#### [OBJECTIVE]
In the records that follow, locate every line with "JSON" and extract it.

- - - -

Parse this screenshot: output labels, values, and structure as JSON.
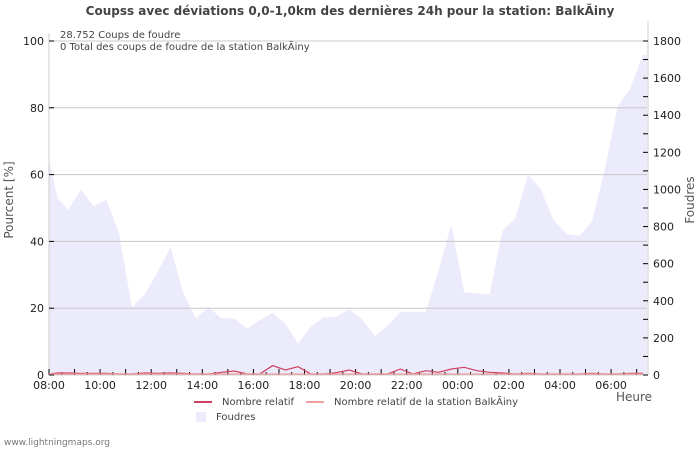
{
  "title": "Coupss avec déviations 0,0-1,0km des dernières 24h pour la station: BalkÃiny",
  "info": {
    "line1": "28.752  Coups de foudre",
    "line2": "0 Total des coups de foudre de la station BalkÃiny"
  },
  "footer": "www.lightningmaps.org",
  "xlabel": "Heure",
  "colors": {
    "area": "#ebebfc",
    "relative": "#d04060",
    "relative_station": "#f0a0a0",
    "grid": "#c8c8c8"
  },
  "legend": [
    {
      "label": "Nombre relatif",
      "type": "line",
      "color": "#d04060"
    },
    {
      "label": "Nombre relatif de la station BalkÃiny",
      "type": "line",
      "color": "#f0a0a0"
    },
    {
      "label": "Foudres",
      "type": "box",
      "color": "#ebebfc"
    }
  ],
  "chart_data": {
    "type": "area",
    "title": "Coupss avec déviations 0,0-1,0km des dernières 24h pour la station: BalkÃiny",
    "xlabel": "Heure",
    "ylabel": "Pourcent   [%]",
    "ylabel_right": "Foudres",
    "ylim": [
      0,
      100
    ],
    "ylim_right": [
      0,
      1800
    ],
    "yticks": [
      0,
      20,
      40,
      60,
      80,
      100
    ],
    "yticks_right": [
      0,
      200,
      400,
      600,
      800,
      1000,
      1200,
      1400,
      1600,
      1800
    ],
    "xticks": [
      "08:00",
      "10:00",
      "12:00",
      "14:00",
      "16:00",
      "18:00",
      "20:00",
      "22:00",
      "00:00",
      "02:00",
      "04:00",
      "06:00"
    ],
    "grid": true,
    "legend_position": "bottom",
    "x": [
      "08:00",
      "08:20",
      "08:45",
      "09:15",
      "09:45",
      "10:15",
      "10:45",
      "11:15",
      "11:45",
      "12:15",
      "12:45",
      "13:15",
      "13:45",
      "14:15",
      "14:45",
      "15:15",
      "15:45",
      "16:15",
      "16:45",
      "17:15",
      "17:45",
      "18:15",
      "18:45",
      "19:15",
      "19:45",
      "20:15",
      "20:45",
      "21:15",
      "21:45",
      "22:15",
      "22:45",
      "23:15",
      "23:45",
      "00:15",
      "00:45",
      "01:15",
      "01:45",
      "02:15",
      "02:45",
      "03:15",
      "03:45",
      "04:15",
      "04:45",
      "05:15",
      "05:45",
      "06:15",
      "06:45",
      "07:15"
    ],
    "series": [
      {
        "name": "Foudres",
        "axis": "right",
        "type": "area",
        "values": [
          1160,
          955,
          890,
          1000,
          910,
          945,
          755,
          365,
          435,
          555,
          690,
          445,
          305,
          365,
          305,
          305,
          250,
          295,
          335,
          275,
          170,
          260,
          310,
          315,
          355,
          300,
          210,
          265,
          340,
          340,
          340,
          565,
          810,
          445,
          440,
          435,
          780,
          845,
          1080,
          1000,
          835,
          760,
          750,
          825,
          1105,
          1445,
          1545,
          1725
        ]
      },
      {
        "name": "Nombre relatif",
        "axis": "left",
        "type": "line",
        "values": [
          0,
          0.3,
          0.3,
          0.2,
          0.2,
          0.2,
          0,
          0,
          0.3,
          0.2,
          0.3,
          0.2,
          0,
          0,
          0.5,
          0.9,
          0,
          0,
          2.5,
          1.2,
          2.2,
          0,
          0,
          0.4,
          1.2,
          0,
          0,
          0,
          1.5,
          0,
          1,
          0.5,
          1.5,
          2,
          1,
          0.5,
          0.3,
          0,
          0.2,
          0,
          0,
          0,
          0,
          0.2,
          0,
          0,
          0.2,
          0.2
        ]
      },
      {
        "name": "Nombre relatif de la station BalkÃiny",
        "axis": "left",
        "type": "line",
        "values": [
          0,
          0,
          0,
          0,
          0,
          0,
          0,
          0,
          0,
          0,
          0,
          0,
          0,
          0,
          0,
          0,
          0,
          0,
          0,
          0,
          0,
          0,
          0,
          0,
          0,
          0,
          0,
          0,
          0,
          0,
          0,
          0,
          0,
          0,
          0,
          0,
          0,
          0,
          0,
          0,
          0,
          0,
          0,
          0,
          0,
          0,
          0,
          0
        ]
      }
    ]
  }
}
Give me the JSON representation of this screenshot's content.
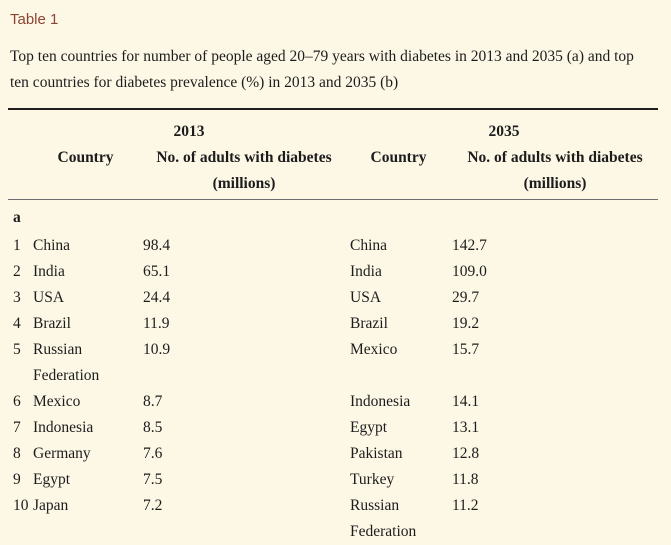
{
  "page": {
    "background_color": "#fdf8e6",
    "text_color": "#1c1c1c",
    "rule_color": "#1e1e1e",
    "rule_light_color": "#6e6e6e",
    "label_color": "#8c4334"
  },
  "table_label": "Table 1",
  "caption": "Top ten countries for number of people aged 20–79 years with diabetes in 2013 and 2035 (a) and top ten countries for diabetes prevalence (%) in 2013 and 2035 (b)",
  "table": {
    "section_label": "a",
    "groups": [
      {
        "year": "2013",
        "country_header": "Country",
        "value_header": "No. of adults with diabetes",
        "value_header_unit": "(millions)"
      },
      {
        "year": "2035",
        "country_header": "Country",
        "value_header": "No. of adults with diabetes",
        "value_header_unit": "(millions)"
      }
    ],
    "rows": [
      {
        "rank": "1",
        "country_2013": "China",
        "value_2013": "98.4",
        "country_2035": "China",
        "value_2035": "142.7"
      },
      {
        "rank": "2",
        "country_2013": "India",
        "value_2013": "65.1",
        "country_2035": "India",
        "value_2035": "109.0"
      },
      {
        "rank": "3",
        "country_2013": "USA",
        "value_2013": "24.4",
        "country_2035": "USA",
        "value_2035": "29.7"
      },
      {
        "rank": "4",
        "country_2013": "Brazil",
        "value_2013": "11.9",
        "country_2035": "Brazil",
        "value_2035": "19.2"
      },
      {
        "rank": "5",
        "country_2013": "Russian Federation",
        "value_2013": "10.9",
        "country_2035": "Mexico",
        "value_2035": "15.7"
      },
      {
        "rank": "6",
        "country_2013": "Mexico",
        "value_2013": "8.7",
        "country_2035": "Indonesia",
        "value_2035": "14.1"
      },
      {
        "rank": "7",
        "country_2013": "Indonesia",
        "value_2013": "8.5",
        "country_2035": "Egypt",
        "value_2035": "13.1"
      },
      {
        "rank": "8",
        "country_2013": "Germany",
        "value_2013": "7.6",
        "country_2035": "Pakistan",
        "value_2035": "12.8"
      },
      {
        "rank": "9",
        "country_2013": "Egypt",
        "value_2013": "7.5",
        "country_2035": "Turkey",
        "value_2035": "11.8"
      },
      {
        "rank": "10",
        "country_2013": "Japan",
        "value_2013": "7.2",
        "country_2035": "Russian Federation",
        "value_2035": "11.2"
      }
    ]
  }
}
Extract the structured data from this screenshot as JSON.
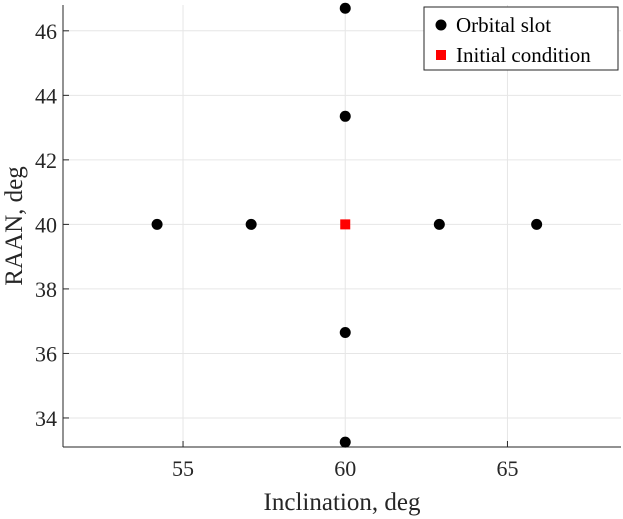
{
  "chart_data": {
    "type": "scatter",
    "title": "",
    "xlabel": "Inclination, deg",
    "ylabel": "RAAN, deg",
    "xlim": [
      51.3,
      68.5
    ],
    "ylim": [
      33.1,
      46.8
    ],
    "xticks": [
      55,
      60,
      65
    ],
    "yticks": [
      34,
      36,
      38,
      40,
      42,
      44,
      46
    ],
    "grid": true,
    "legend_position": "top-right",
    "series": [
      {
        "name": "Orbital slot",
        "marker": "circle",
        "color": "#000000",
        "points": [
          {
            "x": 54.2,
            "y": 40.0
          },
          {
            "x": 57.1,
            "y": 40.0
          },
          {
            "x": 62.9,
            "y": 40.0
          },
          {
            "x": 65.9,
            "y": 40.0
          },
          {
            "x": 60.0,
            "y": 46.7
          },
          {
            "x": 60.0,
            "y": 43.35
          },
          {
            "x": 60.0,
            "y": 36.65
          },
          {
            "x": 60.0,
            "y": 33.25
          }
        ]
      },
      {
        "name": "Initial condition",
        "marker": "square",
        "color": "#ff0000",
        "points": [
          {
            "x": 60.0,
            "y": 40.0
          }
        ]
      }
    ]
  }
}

- - - -

#### [IN RESPONSE]
Parse this screenshot: output labels, values, and structure as JSON.
Give me the JSON representation of this screenshot's content.
Extract the structured data from this screenshot as JSON.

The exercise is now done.